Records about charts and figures
********************

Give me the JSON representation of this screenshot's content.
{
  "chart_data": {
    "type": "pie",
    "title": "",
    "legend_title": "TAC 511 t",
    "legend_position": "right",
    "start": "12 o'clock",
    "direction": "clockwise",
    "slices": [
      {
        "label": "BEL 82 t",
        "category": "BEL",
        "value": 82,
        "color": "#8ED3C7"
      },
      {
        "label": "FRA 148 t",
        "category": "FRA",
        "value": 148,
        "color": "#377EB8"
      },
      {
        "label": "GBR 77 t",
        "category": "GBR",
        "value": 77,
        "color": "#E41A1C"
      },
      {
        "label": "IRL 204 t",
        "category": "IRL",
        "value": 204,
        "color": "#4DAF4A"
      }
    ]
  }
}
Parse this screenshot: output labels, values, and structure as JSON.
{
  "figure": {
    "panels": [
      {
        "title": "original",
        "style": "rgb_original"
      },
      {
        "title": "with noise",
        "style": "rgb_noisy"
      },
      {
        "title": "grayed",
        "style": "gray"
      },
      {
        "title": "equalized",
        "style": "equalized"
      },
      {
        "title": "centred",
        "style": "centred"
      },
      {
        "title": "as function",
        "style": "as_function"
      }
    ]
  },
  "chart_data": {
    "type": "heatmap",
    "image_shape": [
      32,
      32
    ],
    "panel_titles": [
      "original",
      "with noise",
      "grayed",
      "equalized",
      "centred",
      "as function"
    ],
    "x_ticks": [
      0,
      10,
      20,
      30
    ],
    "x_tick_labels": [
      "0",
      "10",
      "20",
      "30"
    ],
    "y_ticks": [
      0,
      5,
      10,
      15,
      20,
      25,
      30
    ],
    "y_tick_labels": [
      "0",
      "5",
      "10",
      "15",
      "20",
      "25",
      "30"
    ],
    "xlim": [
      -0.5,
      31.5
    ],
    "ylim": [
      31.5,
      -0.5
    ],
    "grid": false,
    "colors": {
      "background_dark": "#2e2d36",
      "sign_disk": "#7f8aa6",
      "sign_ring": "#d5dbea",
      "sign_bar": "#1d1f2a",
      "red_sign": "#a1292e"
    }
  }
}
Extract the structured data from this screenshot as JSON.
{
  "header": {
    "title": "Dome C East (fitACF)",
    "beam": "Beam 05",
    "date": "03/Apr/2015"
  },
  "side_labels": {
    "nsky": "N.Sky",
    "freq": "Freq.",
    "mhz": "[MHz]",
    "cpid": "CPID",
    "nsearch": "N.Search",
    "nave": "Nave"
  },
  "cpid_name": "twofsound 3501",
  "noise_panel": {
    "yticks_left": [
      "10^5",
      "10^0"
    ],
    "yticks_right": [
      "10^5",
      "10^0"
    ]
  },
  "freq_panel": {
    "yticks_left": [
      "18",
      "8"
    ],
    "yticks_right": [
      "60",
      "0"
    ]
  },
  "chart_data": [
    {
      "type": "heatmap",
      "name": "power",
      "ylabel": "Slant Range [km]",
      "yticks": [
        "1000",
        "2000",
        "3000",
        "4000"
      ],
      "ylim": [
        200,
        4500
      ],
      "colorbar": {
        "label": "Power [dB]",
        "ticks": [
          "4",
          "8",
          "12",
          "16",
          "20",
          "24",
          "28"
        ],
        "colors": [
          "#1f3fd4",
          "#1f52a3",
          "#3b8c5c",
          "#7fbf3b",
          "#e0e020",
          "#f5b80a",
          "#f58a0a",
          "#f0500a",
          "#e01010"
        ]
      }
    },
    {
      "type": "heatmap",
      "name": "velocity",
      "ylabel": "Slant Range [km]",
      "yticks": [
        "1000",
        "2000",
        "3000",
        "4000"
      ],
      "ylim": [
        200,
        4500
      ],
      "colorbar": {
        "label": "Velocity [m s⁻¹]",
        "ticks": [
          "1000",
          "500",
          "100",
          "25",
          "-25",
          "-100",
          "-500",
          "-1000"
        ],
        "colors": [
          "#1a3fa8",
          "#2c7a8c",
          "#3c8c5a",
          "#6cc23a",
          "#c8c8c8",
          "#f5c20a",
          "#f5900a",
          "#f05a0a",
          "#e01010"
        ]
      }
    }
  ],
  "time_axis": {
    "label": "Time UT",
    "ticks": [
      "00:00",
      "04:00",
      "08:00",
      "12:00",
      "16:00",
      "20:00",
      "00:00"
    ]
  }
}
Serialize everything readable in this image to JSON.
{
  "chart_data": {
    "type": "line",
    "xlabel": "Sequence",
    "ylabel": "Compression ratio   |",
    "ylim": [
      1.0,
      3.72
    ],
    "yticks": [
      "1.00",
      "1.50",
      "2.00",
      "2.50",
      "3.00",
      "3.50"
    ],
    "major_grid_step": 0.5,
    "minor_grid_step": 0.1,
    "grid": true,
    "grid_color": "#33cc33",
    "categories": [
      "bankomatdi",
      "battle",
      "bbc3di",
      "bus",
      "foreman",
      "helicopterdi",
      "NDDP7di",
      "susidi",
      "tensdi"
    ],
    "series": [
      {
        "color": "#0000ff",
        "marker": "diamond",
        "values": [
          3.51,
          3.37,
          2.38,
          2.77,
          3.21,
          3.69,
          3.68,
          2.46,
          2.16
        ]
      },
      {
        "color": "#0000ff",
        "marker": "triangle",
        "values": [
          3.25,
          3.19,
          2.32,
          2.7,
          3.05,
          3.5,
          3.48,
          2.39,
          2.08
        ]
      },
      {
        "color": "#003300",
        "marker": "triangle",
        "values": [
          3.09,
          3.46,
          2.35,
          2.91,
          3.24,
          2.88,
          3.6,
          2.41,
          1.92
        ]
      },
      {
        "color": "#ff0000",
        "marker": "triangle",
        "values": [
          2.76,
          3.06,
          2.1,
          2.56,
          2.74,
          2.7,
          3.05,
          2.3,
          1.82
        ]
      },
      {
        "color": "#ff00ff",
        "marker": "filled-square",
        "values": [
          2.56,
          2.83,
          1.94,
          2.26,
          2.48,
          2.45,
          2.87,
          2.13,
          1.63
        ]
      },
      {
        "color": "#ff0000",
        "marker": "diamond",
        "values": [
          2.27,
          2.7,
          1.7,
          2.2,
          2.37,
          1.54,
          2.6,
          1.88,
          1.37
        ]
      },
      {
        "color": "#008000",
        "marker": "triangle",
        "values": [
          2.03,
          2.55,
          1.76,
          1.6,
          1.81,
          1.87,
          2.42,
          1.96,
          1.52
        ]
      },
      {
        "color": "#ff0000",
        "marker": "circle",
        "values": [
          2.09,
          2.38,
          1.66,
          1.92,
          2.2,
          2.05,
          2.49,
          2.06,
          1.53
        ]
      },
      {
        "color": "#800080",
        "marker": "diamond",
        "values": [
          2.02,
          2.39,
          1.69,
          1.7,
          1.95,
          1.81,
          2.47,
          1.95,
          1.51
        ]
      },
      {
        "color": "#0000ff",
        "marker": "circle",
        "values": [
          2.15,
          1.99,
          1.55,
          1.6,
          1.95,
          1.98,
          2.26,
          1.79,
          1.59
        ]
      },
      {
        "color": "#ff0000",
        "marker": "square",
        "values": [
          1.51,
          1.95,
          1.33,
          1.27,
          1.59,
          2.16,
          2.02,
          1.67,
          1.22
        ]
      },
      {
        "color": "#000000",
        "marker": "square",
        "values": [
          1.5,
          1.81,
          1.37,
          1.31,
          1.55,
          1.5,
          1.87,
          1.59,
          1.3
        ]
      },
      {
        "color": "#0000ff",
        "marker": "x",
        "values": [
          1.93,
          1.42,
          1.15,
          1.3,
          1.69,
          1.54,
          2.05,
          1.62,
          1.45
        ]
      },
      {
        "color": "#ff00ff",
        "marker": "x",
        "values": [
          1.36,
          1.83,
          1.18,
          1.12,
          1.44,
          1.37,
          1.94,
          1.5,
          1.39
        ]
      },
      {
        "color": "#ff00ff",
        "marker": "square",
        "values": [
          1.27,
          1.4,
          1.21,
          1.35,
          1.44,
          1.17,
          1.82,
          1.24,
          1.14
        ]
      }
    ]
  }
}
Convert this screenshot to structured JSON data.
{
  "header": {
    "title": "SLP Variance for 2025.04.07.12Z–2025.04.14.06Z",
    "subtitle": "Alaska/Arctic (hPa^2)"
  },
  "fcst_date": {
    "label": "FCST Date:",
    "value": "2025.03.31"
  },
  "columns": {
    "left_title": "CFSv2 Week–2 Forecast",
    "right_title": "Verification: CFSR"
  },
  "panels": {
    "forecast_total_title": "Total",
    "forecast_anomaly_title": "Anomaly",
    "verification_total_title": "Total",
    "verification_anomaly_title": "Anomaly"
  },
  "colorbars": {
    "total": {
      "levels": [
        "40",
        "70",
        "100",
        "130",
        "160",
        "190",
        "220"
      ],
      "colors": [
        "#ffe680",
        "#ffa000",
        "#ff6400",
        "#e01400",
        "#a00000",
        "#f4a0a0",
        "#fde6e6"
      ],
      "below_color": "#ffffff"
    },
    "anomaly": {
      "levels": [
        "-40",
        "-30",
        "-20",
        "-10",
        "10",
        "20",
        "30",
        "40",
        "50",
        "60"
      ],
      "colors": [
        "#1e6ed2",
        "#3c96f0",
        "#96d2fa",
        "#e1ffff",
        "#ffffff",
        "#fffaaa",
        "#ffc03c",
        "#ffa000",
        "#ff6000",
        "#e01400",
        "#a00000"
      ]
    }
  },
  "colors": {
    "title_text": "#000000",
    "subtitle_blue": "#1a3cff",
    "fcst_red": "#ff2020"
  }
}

********************

- [Exercise aim] Give the number of lines in the entries that hold the word "centred", and nothing else.

- [Solution for this task] 3